[Dataset rows about figures]
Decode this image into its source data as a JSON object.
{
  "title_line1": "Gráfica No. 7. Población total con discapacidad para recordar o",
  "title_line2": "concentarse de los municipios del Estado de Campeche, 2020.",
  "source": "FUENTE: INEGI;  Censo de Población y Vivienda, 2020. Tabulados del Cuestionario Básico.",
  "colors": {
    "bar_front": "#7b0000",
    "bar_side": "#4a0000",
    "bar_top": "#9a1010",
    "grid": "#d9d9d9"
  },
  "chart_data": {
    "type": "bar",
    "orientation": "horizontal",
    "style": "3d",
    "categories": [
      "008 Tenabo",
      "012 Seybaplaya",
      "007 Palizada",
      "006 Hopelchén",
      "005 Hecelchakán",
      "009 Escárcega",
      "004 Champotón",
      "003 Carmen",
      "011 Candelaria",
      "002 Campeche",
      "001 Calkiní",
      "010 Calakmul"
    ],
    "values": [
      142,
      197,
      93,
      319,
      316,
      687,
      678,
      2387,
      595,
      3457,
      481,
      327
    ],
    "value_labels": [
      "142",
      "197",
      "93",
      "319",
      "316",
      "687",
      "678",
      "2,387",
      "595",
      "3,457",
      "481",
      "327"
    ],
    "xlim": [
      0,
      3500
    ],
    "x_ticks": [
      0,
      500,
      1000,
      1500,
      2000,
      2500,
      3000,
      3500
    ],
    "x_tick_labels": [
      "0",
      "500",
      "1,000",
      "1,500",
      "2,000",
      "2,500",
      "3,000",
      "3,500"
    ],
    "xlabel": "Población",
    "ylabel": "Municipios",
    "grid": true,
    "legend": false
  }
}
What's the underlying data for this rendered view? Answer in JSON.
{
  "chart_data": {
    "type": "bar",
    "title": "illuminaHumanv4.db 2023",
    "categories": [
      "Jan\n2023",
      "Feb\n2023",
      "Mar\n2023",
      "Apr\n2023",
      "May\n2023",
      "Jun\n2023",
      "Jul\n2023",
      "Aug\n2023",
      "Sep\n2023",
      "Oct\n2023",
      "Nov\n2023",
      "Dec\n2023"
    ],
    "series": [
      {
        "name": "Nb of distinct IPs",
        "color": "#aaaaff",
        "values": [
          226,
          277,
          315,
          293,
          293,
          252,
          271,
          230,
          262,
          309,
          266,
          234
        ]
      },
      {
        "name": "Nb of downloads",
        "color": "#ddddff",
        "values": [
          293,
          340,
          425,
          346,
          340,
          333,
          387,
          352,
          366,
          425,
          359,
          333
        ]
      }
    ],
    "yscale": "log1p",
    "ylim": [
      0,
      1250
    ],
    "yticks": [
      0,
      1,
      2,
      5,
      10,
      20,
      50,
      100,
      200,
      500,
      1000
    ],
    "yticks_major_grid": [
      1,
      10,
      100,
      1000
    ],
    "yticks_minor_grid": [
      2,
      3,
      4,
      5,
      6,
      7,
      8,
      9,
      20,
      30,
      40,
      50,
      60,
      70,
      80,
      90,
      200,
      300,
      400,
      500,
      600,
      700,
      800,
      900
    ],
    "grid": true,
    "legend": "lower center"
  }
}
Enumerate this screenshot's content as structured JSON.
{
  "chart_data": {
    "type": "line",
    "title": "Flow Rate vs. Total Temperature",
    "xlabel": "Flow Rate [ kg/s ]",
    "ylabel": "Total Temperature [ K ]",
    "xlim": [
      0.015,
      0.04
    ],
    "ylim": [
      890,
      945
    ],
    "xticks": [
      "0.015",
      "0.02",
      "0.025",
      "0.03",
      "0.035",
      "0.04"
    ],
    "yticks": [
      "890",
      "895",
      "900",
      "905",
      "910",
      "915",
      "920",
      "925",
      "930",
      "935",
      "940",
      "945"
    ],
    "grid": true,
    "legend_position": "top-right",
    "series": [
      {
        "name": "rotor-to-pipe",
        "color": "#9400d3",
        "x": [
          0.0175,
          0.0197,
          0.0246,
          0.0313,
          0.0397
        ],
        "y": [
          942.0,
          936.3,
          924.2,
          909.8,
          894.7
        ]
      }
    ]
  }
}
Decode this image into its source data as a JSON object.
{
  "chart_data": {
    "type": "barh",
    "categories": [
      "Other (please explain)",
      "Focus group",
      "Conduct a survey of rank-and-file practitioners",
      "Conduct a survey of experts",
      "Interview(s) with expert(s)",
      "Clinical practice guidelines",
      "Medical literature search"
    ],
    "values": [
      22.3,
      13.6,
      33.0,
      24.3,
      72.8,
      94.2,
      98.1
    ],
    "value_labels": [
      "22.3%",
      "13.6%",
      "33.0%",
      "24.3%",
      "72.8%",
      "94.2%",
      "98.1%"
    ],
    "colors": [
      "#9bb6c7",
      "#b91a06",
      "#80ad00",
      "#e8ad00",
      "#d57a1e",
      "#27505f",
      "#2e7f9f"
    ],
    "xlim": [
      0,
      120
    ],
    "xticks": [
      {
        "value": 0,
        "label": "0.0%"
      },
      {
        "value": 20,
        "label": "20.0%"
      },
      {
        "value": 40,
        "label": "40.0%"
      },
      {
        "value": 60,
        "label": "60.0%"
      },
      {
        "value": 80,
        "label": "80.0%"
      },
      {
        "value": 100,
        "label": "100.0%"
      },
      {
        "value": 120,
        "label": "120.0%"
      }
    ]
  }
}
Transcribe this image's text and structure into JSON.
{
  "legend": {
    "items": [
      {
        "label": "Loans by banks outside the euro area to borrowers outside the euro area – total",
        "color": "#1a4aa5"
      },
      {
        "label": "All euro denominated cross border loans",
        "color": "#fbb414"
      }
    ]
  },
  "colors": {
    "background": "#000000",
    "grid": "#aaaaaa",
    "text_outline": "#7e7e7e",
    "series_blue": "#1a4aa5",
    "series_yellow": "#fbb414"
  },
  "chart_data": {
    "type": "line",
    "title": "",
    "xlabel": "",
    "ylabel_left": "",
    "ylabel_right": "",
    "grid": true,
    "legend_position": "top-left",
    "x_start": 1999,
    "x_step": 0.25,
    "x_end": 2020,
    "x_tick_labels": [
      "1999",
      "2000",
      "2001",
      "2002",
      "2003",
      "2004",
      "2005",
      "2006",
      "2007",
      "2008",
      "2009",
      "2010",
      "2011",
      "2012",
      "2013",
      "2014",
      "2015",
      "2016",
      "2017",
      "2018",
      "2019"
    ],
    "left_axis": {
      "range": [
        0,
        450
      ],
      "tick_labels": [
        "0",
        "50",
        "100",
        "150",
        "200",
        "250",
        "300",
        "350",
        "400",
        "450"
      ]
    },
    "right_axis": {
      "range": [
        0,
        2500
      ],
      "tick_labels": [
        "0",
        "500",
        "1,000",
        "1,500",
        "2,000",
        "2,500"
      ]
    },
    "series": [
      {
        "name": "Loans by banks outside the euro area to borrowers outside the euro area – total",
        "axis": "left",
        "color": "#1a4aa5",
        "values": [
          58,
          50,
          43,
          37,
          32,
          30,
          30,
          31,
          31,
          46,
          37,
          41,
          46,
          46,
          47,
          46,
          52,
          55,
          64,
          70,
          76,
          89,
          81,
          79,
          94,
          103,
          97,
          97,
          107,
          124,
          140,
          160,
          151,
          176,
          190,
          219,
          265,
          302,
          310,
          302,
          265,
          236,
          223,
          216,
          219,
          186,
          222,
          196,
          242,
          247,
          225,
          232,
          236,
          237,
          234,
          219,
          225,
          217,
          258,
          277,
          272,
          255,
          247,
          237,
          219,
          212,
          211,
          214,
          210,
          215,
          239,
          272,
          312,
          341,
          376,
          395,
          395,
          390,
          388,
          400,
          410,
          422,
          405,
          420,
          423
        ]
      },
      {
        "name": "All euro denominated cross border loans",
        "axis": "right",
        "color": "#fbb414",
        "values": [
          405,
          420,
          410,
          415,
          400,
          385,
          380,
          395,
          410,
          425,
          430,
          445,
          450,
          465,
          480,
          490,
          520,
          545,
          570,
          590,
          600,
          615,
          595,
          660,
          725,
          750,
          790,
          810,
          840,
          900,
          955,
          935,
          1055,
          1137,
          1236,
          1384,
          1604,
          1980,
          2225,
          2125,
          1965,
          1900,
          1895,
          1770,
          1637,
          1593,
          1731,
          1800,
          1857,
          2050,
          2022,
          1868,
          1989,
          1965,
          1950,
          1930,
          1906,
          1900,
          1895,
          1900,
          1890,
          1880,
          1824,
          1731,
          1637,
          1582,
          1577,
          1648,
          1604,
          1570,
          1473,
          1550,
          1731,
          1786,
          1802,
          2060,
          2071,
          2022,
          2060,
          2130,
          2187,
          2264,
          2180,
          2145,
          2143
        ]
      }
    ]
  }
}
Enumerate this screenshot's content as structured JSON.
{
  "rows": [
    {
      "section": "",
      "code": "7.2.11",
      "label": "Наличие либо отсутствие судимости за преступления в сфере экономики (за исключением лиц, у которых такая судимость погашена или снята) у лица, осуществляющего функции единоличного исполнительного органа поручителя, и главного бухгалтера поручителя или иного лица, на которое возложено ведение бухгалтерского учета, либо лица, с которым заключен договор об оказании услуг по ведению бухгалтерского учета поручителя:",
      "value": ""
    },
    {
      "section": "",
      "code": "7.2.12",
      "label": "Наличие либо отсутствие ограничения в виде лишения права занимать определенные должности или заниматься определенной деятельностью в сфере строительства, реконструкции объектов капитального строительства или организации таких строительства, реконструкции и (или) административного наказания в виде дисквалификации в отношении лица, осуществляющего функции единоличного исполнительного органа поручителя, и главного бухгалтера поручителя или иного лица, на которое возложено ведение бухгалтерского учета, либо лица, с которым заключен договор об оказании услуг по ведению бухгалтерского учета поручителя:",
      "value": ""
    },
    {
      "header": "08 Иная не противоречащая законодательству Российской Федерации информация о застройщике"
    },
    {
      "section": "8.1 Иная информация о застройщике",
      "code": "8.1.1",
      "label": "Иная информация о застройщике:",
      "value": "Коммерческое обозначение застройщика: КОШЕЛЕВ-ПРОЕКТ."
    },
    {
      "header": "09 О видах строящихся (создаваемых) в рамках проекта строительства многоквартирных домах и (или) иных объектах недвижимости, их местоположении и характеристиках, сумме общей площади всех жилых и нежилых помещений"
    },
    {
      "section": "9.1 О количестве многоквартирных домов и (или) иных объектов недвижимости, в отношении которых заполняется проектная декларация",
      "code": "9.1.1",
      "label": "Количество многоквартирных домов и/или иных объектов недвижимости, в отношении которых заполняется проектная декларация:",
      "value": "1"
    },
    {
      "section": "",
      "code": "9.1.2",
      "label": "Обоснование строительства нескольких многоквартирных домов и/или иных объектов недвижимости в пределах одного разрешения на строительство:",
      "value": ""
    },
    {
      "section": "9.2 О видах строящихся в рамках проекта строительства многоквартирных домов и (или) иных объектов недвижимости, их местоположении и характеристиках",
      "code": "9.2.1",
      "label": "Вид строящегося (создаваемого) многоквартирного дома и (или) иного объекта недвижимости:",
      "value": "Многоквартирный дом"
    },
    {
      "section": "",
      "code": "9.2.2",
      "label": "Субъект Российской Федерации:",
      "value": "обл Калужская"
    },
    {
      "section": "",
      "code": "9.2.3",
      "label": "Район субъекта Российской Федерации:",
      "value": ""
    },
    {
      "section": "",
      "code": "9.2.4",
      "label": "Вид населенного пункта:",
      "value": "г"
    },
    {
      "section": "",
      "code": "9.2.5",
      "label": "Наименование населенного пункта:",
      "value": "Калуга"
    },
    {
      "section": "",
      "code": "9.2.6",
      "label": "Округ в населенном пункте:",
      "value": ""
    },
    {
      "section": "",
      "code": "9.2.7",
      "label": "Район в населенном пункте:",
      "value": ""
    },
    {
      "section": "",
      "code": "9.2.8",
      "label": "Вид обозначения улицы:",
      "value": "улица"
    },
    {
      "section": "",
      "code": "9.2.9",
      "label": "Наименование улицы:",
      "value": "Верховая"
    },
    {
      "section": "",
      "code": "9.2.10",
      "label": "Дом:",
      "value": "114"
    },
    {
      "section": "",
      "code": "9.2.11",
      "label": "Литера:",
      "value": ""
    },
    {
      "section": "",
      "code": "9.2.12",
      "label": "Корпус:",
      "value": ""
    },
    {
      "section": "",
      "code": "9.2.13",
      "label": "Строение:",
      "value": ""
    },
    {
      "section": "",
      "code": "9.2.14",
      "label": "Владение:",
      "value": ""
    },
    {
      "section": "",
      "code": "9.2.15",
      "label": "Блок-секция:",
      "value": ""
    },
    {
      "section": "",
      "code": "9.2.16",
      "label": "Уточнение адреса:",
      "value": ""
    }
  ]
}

Short problem >> Look through the listing above. Pick out each line with "Федерации" and copy it.

The response >>
      "header": "08 Иная не противоречащая законодательству Российской Федерации информация о застройщике"
      "label": "Субъект Российской Федерации:",
      "label": "Район субъекта Российской Федерации:",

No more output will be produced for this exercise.